CHALLENGE
Return the listing below unchanged, minus its pictures.
---------- DATA FOR THIS TASK
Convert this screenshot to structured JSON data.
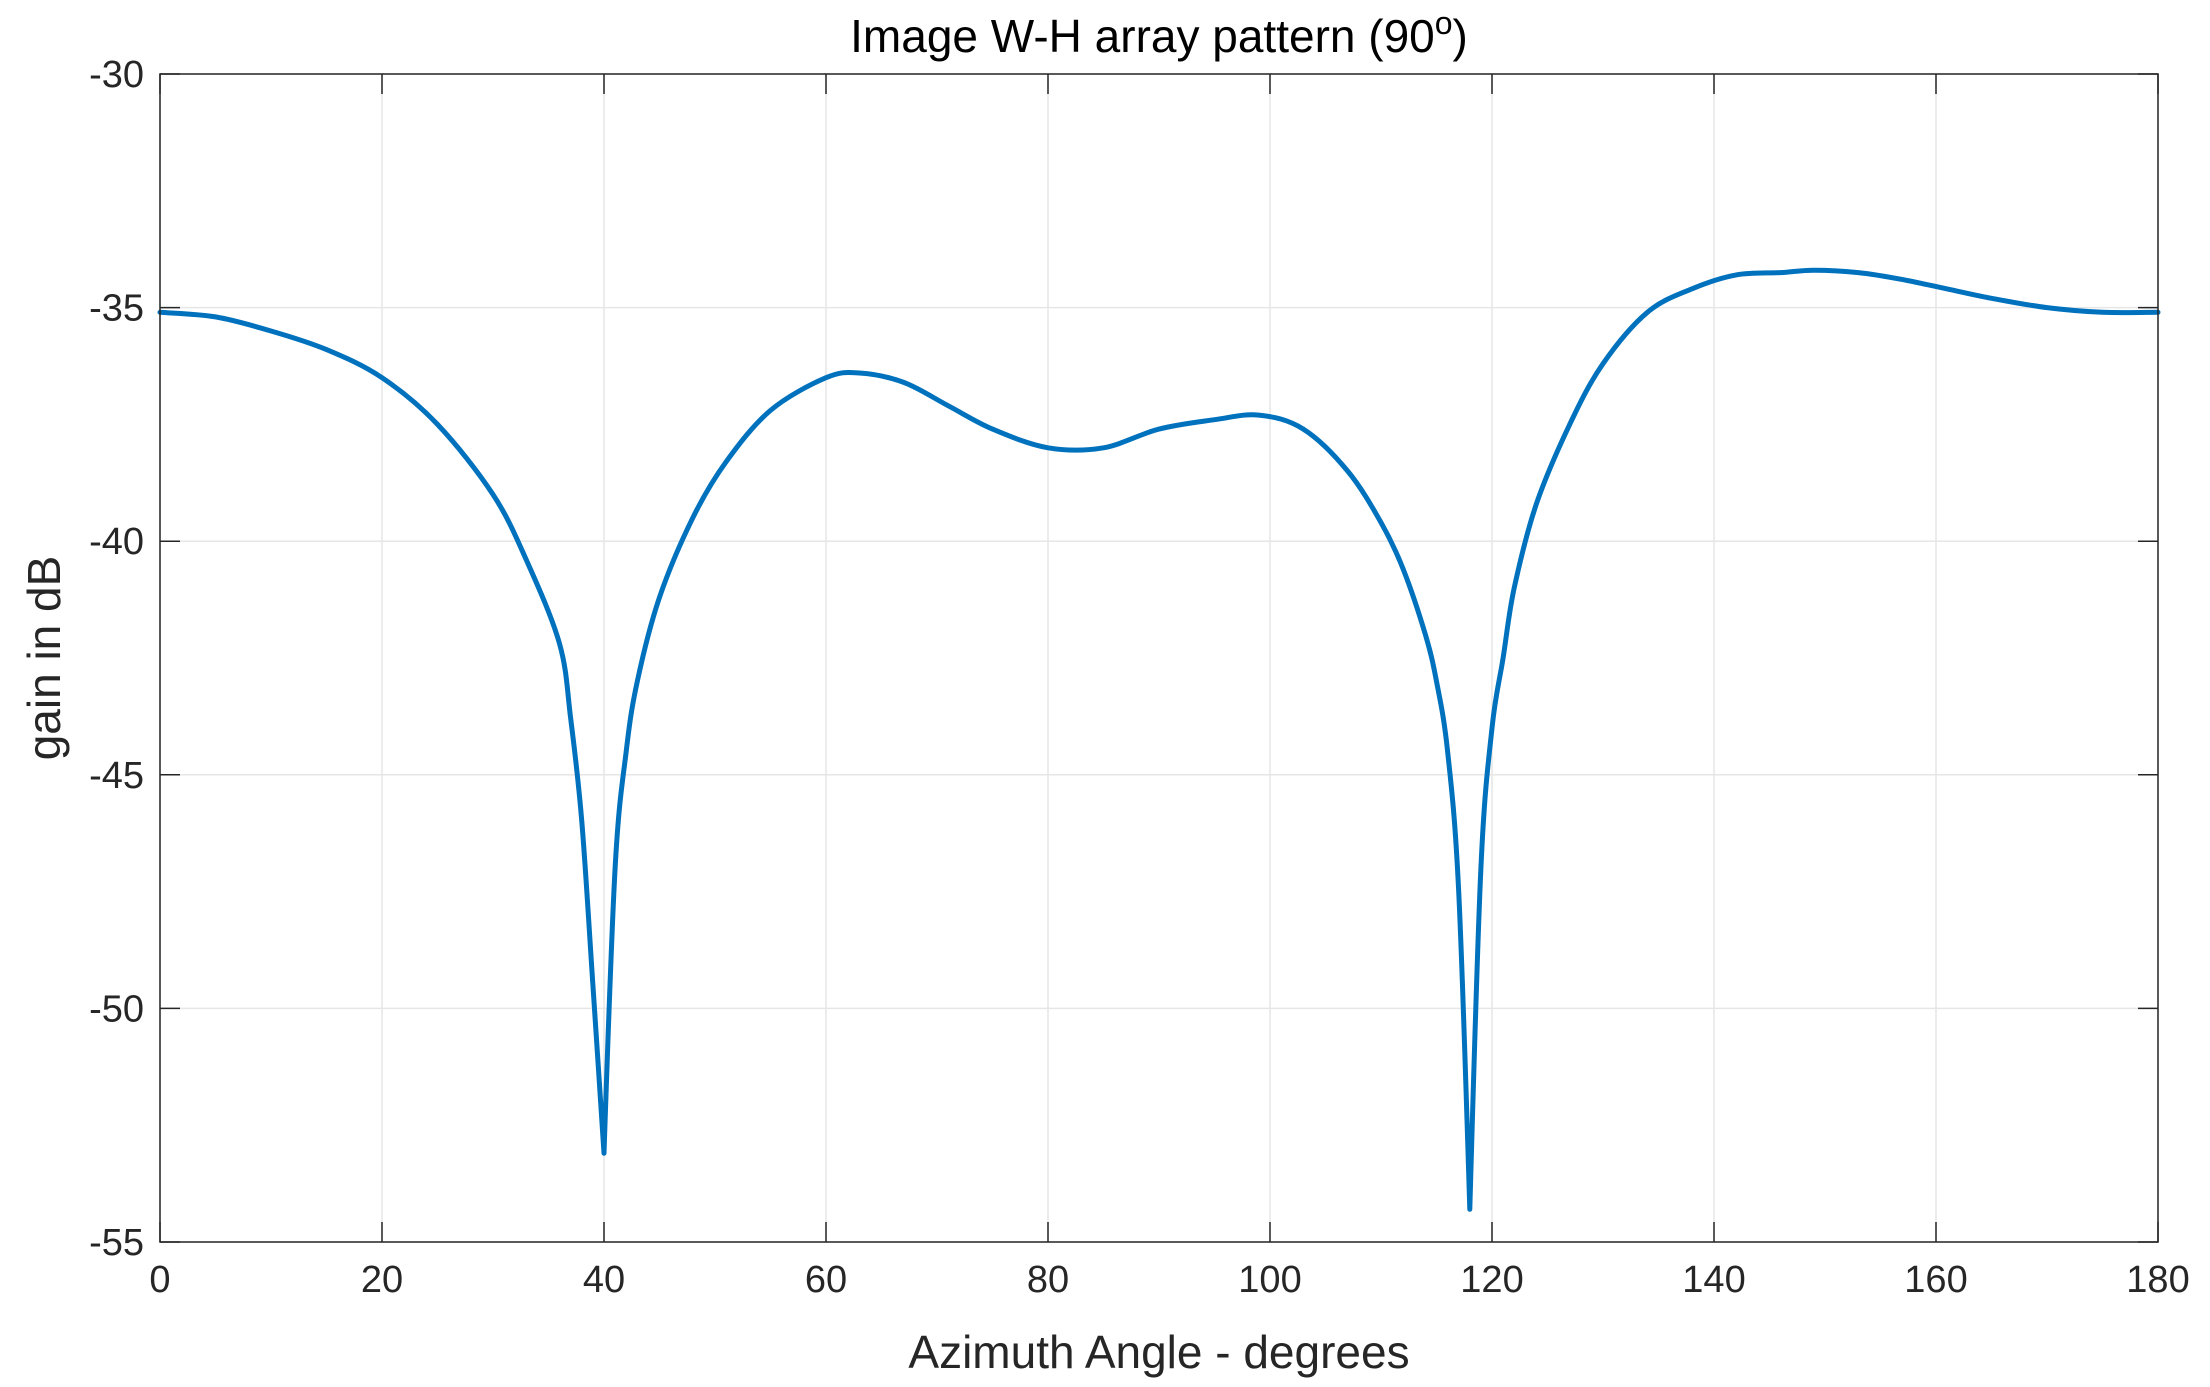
{
  "chart_data": {
    "type": "line",
    "title": "Image W-H array pattern (90",
    "title_superscript": "o",
    "title_suffix": ")",
    "xlabel": "Azimuth Angle - degrees",
    "ylabel": "gain in dB",
    "xlim": [
      0,
      180
    ],
    "ylim": [
      -55,
      -30
    ],
    "xticks": [
      0,
      20,
      40,
      60,
      80,
      100,
      120,
      140,
      160,
      180
    ],
    "yticks": [
      -55,
      -50,
      -45,
      -40,
      -35,
      -30
    ],
    "grid": true,
    "line_color": "#0072bd",
    "series": [
      {
        "x": [
          0,
          5,
          10,
          15,
          20,
          25,
          30,
          33,
          36,
          37,
          38,
          39,
          40,
          41,
          42,
          43,
          45,
          48,
          51,
          55,
          60,
          63,
          67,
          71,
          75,
          80,
          85,
          90,
          95,
          99,
          103,
          107,
          110,
          112,
          114,
          115,
          116,
          117,
          118,
          119,
          120,
          121,
          122,
          124,
          127,
          130,
          134,
          138,
          142,
          146,
          149,
          153,
          157,
          161,
          165,
          170,
          175,
          180
        ],
        "y": [
          -35.1,
          -35.2,
          -35.5,
          -35.9,
          -36.5,
          -37.5,
          -39.0,
          -40.4,
          -42.2,
          -43.8,
          -46.0,
          -49.5,
          -53.1,
          -47.0,
          -44.5,
          -43.0,
          -41.2,
          -39.5,
          -38.3,
          -37.2,
          -36.5,
          -36.4,
          -36.6,
          -37.1,
          -37.6,
          -38.0,
          -38.0,
          -37.6,
          -37.4,
          -37.3,
          -37.6,
          -38.5,
          -39.6,
          -40.6,
          -42.0,
          -43.0,
          -44.5,
          -47.5,
          -54.3,
          -47.0,
          -44.0,
          -42.5,
          -41.0,
          -39.2,
          -37.5,
          -36.2,
          -35.1,
          -34.6,
          -34.3,
          -34.25,
          -34.2,
          -34.25,
          -34.4,
          -34.6,
          -34.8,
          -35.0,
          -35.1,
          -35.1
        ]
      }
    ]
  }
}
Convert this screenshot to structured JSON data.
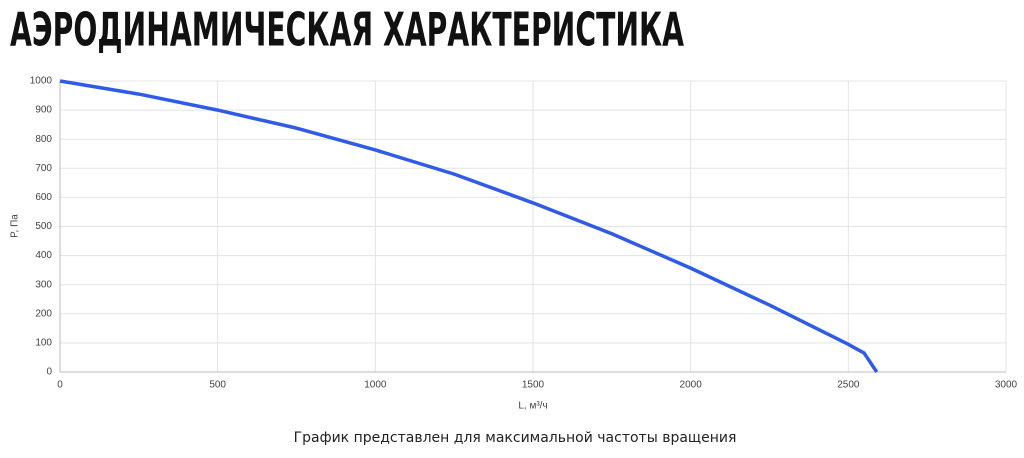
{
  "chart_data": {
    "type": "line",
    "title": "АЭРОДИНАМИЧЕСКАЯ ХАРАКТЕРИСТИКА",
    "x_label": "L, м³/ч",
    "y_label": "P, Па",
    "note": "График представлен для максимальной частоты вращения",
    "x": [
      0,
      250,
      500,
      750,
      1000,
      1250,
      1500,
      1750,
      2000,
      2250,
      2500,
      2550,
      2590
    ],
    "series": [
      {
        "name": "P",
        "color": "#2f5be6",
        "values": [
          1000,
          955,
          900,
          838,
          763,
          680,
          581,
          475,
          357,
          230,
          95,
          65,
          0
        ]
      }
    ],
    "xlim": [
      0,
      3000
    ],
    "xticks": [
      0,
      500,
      1000,
      1500,
      2000,
      2500,
      3000
    ],
    "ylim": [
      0,
      1000
    ],
    "yticks": [
      0,
      100,
      200,
      300,
      400,
      500,
      600,
      700,
      800,
      900,
      1000
    ],
    "grid": true
  }
}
--------------------
COMPLETE ANSWER
Convert this screenshot to structured JSON data.
{
  "chart_data": {
    "type": "line",
    "title": "Image W-H array pattern (90",
    "title_superscript": "o",
    "title_suffix": ")",
    "xlabel": "Azimuth Angle - degrees",
    "ylabel": "gain in dB",
    "xlim": [
      0,
      180
    ],
    "ylim": [
      -55,
      -30
    ],
    "xticks": [
      0,
      20,
      40,
      60,
      80,
      100,
      120,
      140,
      160,
      180
    ],
    "yticks": [
      -55,
      -50,
      -45,
      -40,
      -35,
      -30
    ],
    "grid": true,
    "line_color": "#0072bd",
    "series": [
      {
        "x": [
          0,
          5,
          10,
          15,
          20,
          25,
          30,
          33,
          36,
          37,
          38,
          39,
          40,
          41,
          42,
          43,
          45,
          48,
          51,
          55,
          60,
          63,
          67,
          71,
          75,
          80,
          85,
          90,
          95,
          99,
          103,
          107,
          110,
          112,
          114,
          115,
          116,
          117,
          118,
          119,
          120,
          121,
          122,
          124,
          127,
          130,
          134,
          138,
          142,
          146,
          149,
          153,
          157,
          161,
          165,
          170,
          175,
          180
        ],
        "y": [
          -35.1,
          -35.2,
          -35.5,
          -35.9,
          -36.5,
          -37.5,
          -39.0,
          -40.4,
          -42.2,
          -43.8,
          -46.0,
          -49.5,
          -53.1,
          -47.0,
          -44.5,
          -43.0,
          -41.2,
          -39.5,
          -38.3,
          -37.2,
          -36.5,
          -36.4,
          -36.6,
          -37.1,
          -37.6,
          -38.0,
          -38.0,
          -37.6,
          -37.4,
          -37.3,
          -37.6,
          -38.5,
          -39.6,
          -40.6,
          -42.0,
          -43.0,
          -44.5,
          -47.5,
          -54.3,
          -47.0,
          -44.0,
          -42.5,
          -41.0,
          -39.2,
          -37.5,
          -36.2,
          -35.1,
          -34.6,
          -34.3,
          -34.25,
          -34.2,
          -34.25,
          -34.4,
          -34.6,
          -34.8,
          -35.0,
          -35.1,
          -35.1
        ]
      }
    ]
  }
}
Convert this screenshot to structured JSON data.
{
  "chart_data": {
    "type": "line",
    "title": "АЭРОДИНАМИЧЕСКАЯ ХАРАКТЕРИСТИКА",
    "x_label": "L, м³/ч",
    "y_label": "P, Па",
    "note": "График представлен для максимальной частоты вращения",
    "x": [
      0,
      250,
      500,
      750,
      1000,
      1250,
      1500,
      1750,
      2000,
      2250,
      2500,
      2550,
      2590
    ],
    "series": [
      {
        "name": "P",
        "color": "#2f5be6",
        "values": [
          1000,
          955,
          900,
          838,
          763,
          680,
          581,
          475,
          357,
          230,
          95,
          65,
          0
        ]
      }
    ],
    "xlim": [
      0,
      3000
    ],
    "xticks": [
      0,
      500,
      1000,
      1500,
      2000,
      2500,
      3000
    ],
    "ylim": [
      0,
      1000
    ],
    "yticks": [
      0,
      100,
      200,
      300,
      400,
      500,
      600,
      700,
      800,
      900,
      1000
    ],
    "grid": true
  }
}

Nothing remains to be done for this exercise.